• _Your objective_: In the figure caption about prostate cancer cells treated with MSeA, what oxygen concentration was used for hypoxia?

Figure 1.

Protein expression changes in cytosolic fractions of PC3, DU145, and PC-3M cells following MSeA treatments for 2 h, 6 h and overnight in hypoxia. The three prostate cancer cell types were stimulated with 10% FBS following an overnight starvation (0.1% FBS) in the presence and absence of MSeA in hypoxia (1% O₂). (A) Relatively increased levels of pAKT, REDD1 and pp70S6K (lower band) were observed after 2 h of MSeA treatment in invasive prostate cancer cells in hypoxia compared to respective untreated controls. (B) MSeA treatment after 6 h maintains elevated levels of pAKT in PC3 and PC-3M cells. REDD1 and pp70S6K levels induced by MSeA continue to increase in the three cell types at this time point. (C) An overnight exposure of invasive prostate cancer cells to MSeA maintained high levels of pAKT in PC3 and PC-3M cells while pAKT protein expression was marginally detectable in DU145 cells. The increase in REDD1 levels are more pronounced in the DU145 and PC-3M cells at this time point and pp70S6K expression was relatively higher in MSeA-treated cells as compared to untreated controls in each cell line. In addition, cleaved PARP appeared in a dose-dependent manner in each of the invasive prostate cancer cells following an overnight exposure with MSeA in hypoxia. (D) Following a 6 h treatment with MSeA in PC-3M cells, a concomitant dose-dependent elevation in pGSK3β expression was observed. Fold change in band densities of phosphorylated proteins were normalized to the band densities of their respective native protein and to β-actin levels. While for pp70S6K, pGSK3β and REDD1 the band densities were normalized to β-actin levels. FBS, fetal bovine serum; MSeA, methylseleninic acid; PARP, poly ADP-ribose polymerase; REDD1, regulated in development and DNA damage 1.

• _Data to examine_:
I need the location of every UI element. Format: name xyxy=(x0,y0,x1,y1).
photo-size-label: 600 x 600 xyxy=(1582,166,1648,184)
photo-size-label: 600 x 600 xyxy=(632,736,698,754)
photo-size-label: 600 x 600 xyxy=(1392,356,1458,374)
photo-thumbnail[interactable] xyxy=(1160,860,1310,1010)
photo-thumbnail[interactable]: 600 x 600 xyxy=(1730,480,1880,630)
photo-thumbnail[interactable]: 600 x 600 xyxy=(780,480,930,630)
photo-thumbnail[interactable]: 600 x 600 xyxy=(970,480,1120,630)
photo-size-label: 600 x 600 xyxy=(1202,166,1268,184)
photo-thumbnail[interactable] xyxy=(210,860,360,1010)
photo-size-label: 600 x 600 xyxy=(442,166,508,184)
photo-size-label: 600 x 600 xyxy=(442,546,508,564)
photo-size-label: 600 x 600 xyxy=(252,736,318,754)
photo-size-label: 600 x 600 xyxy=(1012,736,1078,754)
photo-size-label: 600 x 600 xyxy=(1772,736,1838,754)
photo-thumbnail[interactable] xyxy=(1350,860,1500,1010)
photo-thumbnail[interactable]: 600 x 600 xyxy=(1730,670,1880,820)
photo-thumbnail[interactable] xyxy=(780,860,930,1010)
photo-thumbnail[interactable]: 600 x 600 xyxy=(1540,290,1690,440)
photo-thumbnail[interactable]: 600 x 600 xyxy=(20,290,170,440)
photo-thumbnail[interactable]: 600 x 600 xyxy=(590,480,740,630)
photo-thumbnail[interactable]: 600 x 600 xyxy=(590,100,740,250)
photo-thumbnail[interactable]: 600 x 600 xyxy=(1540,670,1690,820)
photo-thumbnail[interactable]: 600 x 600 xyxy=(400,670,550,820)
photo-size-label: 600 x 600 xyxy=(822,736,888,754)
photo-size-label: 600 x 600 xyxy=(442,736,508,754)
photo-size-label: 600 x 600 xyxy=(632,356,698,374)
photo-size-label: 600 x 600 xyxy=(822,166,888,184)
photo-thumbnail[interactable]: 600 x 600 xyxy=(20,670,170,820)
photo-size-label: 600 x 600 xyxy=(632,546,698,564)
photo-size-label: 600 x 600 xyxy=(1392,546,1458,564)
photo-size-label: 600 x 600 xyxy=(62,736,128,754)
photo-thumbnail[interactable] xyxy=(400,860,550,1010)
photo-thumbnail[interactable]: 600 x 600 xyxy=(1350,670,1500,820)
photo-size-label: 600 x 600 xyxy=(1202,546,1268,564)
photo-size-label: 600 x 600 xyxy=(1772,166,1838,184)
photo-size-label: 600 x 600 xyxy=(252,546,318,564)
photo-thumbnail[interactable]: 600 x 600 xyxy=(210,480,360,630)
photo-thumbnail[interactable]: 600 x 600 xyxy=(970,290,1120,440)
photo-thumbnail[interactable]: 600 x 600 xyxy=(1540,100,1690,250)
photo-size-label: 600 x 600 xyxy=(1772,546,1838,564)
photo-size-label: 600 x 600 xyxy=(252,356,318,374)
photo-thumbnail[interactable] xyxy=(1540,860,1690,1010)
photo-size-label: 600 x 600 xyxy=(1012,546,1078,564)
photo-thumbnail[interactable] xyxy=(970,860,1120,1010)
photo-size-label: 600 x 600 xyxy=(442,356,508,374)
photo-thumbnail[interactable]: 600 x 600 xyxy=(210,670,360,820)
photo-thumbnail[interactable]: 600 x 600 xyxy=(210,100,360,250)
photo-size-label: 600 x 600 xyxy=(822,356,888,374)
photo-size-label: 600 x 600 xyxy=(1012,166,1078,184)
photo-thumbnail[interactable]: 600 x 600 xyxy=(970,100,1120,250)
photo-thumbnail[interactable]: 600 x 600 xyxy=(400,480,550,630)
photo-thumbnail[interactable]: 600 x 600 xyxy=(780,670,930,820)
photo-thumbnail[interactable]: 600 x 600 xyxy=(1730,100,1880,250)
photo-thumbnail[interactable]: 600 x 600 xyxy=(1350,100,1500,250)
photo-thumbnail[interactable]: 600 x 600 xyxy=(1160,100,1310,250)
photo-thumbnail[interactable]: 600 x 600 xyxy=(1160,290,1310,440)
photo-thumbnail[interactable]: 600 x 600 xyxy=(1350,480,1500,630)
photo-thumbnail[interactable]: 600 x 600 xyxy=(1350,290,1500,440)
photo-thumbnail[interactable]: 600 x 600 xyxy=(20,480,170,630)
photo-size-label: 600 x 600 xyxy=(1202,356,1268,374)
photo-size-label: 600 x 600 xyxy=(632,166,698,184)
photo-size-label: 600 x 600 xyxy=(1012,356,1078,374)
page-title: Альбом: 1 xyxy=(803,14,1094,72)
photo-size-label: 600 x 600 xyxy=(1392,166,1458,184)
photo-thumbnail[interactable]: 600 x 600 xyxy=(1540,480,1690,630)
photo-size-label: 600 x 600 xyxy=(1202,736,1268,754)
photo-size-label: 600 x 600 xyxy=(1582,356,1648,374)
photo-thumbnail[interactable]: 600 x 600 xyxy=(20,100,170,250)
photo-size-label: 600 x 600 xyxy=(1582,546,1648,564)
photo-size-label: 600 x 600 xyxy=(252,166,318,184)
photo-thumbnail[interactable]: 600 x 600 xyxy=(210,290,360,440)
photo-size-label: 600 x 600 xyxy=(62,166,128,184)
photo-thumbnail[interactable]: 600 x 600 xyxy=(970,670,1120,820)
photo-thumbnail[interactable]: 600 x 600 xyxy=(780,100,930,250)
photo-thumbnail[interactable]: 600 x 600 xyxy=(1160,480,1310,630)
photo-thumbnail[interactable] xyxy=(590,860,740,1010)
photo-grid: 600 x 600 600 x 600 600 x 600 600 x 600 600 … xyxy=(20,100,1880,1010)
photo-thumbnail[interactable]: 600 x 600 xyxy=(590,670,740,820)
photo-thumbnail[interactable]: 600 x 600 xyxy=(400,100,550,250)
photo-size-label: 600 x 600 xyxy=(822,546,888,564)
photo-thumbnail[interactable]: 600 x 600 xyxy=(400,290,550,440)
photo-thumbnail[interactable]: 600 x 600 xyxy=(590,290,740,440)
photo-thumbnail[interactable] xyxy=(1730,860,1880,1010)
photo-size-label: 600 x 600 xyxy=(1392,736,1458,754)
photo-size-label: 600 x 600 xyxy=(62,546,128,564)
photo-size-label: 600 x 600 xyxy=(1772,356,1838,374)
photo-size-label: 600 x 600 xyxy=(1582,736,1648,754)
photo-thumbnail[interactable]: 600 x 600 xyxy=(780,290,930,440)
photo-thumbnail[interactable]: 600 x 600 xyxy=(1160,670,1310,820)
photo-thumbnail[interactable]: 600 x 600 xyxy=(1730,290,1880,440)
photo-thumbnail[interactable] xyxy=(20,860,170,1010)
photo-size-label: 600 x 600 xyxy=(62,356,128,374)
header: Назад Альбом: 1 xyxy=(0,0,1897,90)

• _Output for this exercise_: 1% O₂.